▶ [SET PROBLEM] Everything in the data should be repeated exactly, save for the images.

▶ [A block of data]
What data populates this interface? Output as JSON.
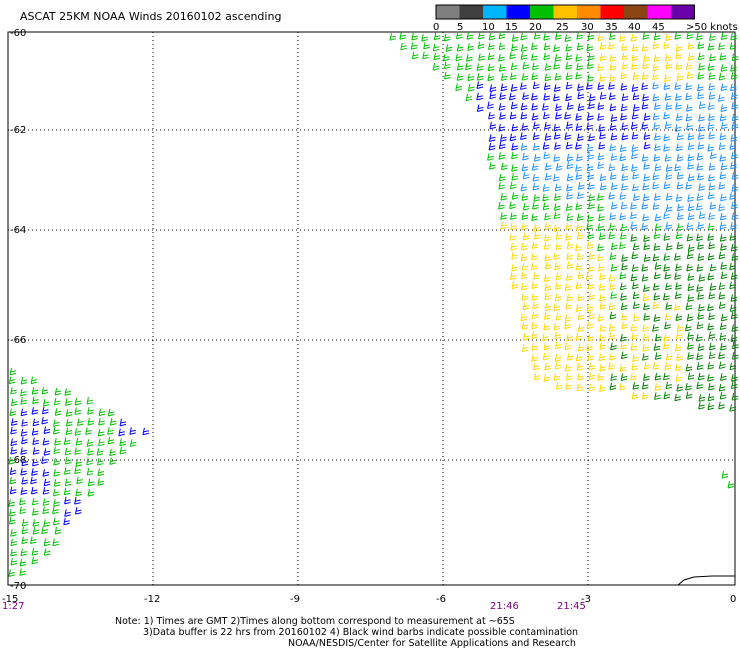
{
  "title": "ASCAT 25KM NOAA Winds 20160102 ascending",
  "legend": {
    "labels": [
      "0",
      "5",
      "10",
      "15",
      "20",
      "25",
      "30",
      "35",
      "40",
      "45",
      ">50 knots"
    ],
    "colors": [
      "#7f7f7f",
      "#3f3f3f",
      "#00b4ff",
      "#0000ff",
      "#00c000",
      "#ffc000",
      "#ff8c00",
      "#ff0000",
      "#8b4513",
      "#ff00ff",
      "#6a00a8"
    ]
  },
  "axes": {
    "lat_labels": [
      "-60",
      "-62",
      "-64",
      "-66",
      "-68",
      "-70"
    ],
    "lon_labels": [
      "-15",
      "-12",
      "-9",
      "-6",
      "-3",
      "0"
    ]
  },
  "times": [
    "1:27",
    "21:46",
    "21:45"
  ],
  "notes": [
    "Note: 1) Times are GMT 2)Times along bottom correspond to measurement at ~65S",
    "3)Data buffer is 22 hrs from 20160102 4) Black wind barbs indicate possible contamination",
    "NOAA/NESDIS/Center for Satellite Applications and Research"
  ],
  "barb_colors": {
    "green": "#00c000",
    "dark_green": "#008000",
    "blue": "#0000ff",
    "light_blue": "#1e90ff",
    "yellow": "#ffd700"
  }
}
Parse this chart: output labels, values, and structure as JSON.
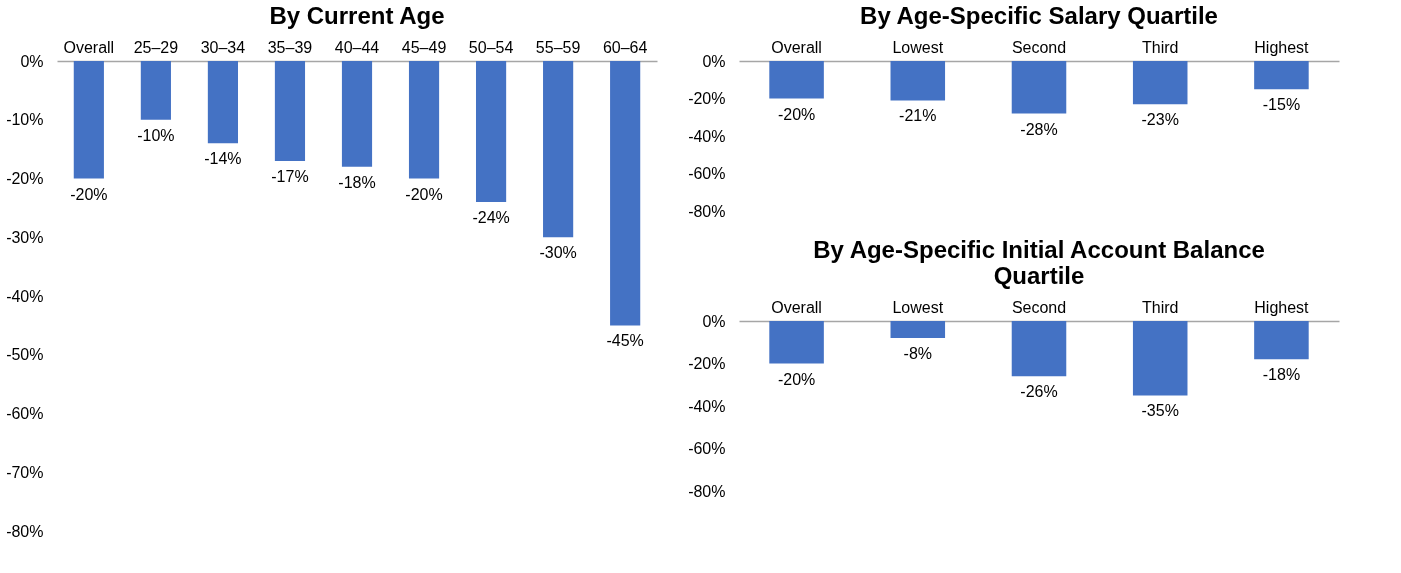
{
  "chart_data": [
    {
      "type": "bar",
      "title": "By Current Age",
      "categories": [
        "Overall",
        "25–29",
        "30–34",
        "35–39",
        "40–44",
        "45–49",
        "50–54",
        "55–59",
        "60–64"
      ],
      "values": [
        -20,
        -10,
        -14,
        -17,
        -18,
        -20,
        -24,
        -30,
        -45
      ],
      "value_labels": [
        "-20%",
        "-10%",
        "-14%",
        "-17%",
        "-18%",
        "-20%",
        "-24%",
        "-30%",
        "-45%"
      ],
      "color": "#4472c4",
      "ylim": [
        -80,
        0
      ],
      "yticks": [
        {
          "value": 0,
          "label": "0%"
        },
        {
          "value": -10,
          "label": "-10%"
        },
        {
          "value": -20,
          "label": "-20%"
        },
        {
          "value": -30,
          "label": "-30%"
        },
        {
          "value": -40,
          "label": "-40%"
        },
        {
          "value": -50,
          "label": "-50%"
        },
        {
          "value": -60,
          "label": "-60%"
        },
        {
          "value": -70,
          "label": "-70%"
        },
        {
          "value": -80,
          "label": "-80%"
        }
      ],
      "grid": false,
      "legend": false
    },
    {
      "type": "bar",
      "title": "By Age-Specific Salary Quartile",
      "categories": [
        "Overall",
        "Lowest",
        "Second",
        "Third",
        "Highest"
      ],
      "values": [
        -20,
        -21,
        -28,
        -23,
        -15
      ],
      "value_labels": [
        "-20%",
        "-21%",
        "-28%",
        "-23%",
        "-15%"
      ],
      "color": "#4472c4",
      "ylim": [
        -80,
        0
      ],
      "yticks": [
        {
          "value": 0,
          "label": "0%"
        },
        {
          "value": -20,
          "label": "-20%"
        },
        {
          "value": -40,
          "label": "-40%"
        },
        {
          "value": -60,
          "label": "-60%"
        },
        {
          "value": -80,
          "label": "-80%"
        }
      ],
      "grid": false,
      "legend": false
    },
    {
      "type": "bar",
      "title": "By Age-Specific Initial Account Balance Quartile",
      "categories": [
        "Overall",
        "Lowest",
        "Second",
        "Third",
        "Highest"
      ],
      "values": [
        -20,
        -8,
        -26,
        -35,
        -18
      ],
      "value_labels": [
        "-20%",
        "-8%",
        "-26%",
        "-35%",
        "-18%"
      ],
      "color": "#4472c4",
      "ylim": [
        -80,
        0
      ],
      "yticks": [
        {
          "value": 0,
          "label": "0%"
        },
        {
          "value": -20,
          "label": "-20%"
        },
        {
          "value": -40,
          "label": "-40%"
        },
        {
          "value": -60,
          "label": "-60%"
        },
        {
          "value": -80,
          "label": "-80%"
        }
      ],
      "grid": false,
      "legend": false
    }
  ]
}
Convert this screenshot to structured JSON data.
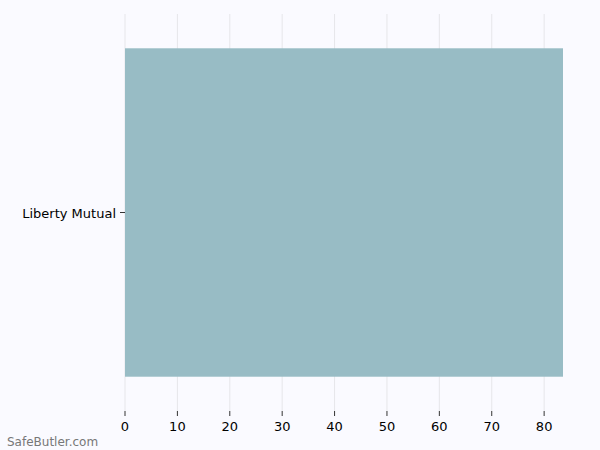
{
  "chart_data": {
    "type": "bar",
    "orientation": "horizontal",
    "categories": [
      "Liberty Mutual"
    ],
    "values": [
      83.6
    ],
    "color": "#98bcc5",
    "xlim": [
      0,
      83.6
    ],
    "xticks": [
      0,
      10,
      20,
      30,
      40,
      50,
      60,
      70,
      80
    ],
    "grid": true,
    "annotations": [
      "SafeButler.com"
    ]
  }
}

▶ [RESPONSE]
What data populates this interface? Output as JSON.
{
  "title": "ASCAT 25KM NOAA Winds 20160102 ascending",
  "legend": {
    "labels": [
      "0",
      "5",
      "10",
      "15",
      "20",
      "25",
      "30",
      "35",
      "40",
      "45",
      ">50 knots"
    ],
    "colors": [
      "#7f7f7f",
      "#3f3f3f",
      "#00b4ff",
      "#0000ff",
      "#00c000",
      "#ffc000",
      "#ff8c00",
      "#ff0000",
      "#8b4513",
      "#ff00ff",
      "#6a00a8"
    ]
  },
  "axes": {
    "lat_labels": [
      "-60",
      "-62",
      "-64",
      "-66",
      "-68",
      "-70"
    ],
    "lon_labels": [
      "-15",
      "-12",
      "-9",
      "-6",
      "-3",
      "0"
    ]
  },
  "times": [
    "1:27",
    "21:46",
    "21:45"
  ],
  "notes": [
    "Note: 1) Times are GMT 2)Times along bottom correspond to measurement at ~65S",
    "3)Data buffer is 22 hrs from 20160102 4) Black wind barbs indicate possible contamination",
    "NOAA/NESDIS/Center for Satellite Applications and Research"
  ],
  "barb_colors": {
    "green": "#00c000",
    "dark_green": "#008000",
    "blue": "#0000ff",
    "light_blue": "#1e90ff",
    "yellow": "#ffd700"
  }
}
Parse this chart: output labels, values, and structure as JSON.
{
  "chart_data": [
    {
      "type": "bar",
      "title": "By Current Age",
      "categories": [
        "Overall",
        "25–29",
        "30–34",
        "35–39",
        "40–44",
        "45–49",
        "50–54",
        "55–59",
        "60–64"
      ],
      "values": [
        -20,
        -10,
        -14,
        -17,
        -18,
        -20,
        -24,
        -30,
        -45
      ],
      "value_labels": [
        "-20%",
        "-10%",
        "-14%",
        "-17%",
        "-18%",
        "-20%",
        "-24%",
        "-30%",
        "-45%"
      ],
      "color": "#4472c4",
      "ylim": [
        -80,
        0
      ],
      "yticks": [
        {
          "value": 0,
          "label": "0%"
        },
        {
          "value": -10,
          "label": "-10%"
        },
        {
          "value": -20,
          "label": "-20%"
        },
        {
          "value": -30,
          "label": "-30%"
        },
        {
          "value": -40,
          "label": "-40%"
        },
        {
          "value": -50,
          "label": "-50%"
        },
        {
          "value": -60,
          "label": "-60%"
        },
        {
          "value": -70,
          "label": "-70%"
        },
        {
          "value": -80,
          "label": "-80%"
        }
      ],
      "grid": false,
      "legend": false
    },
    {
      "type": "bar",
      "title": "By Age-Specific Salary Quartile",
      "categories": [
        "Overall",
        "Lowest",
        "Second",
        "Third",
        "Highest"
      ],
      "values": [
        -20,
        -21,
        -28,
        -23,
        -15
      ],
      "value_labels": [
        "-20%",
        "-21%",
        "-28%",
        "-23%",
        "-15%"
      ],
      "color": "#4472c4",
      "ylim": [
        -80,
        0
      ],
      "yticks": [
        {
          "value": 0,
          "label": "0%"
        },
        {
          "value": -20,
          "label": "-20%"
        },
        {
          "value": -40,
          "label": "-40%"
        },
        {
          "value": -60,
          "label": "-60%"
        },
        {
          "value": -80,
          "label": "-80%"
        }
      ],
      "grid": false,
      "legend": false
    },
    {
      "type": "bar",
      "title": "By Age-Specific Initial Account Balance Quartile",
      "categories": [
        "Overall",
        "Lowest",
        "Second",
        "Third",
        "Highest"
      ],
      "values": [
        -20,
        -8,
        -26,
        -35,
        -18
      ],
      "value_labels": [
        "-20%",
        "-8%",
        "-26%",
        "-35%",
        "-18%"
      ],
      "color": "#4472c4",
      "ylim": [
        -80,
        0
      ],
      "yticks": [
        {
          "value": 0,
          "label": "0%"
        },
        {
          "value": -20,
          "label": "-20%"
        },
        {
          "value": -40,
          "label": "-40%"
        },
        {
          "value": -60,
          "label": "-60%"
        },
        {
          "value": -80,
          "label": "-80%"
        }
      ],
      "grid": false,
      "legend": false
    }
  ]
}
Convert this screenshot to structured JSON data.
{
  "chart_data": {
    "type": "bar",
    "orientation": "horizontal",
    "categories": [
      "Liberty Mutual"
    ],
    "values": [
      83.6
    ],
    "color": "#98bcc5",
    "xlim": [
      0,
      83.6
    ],
    "xticks": [
      0,
      10,
      20,
      30,
      40,
      50,
      60,
      70,
      80
    ],
    "grid": true,
    "annotations": [
      "SafeButler.com"
    ]
  }
}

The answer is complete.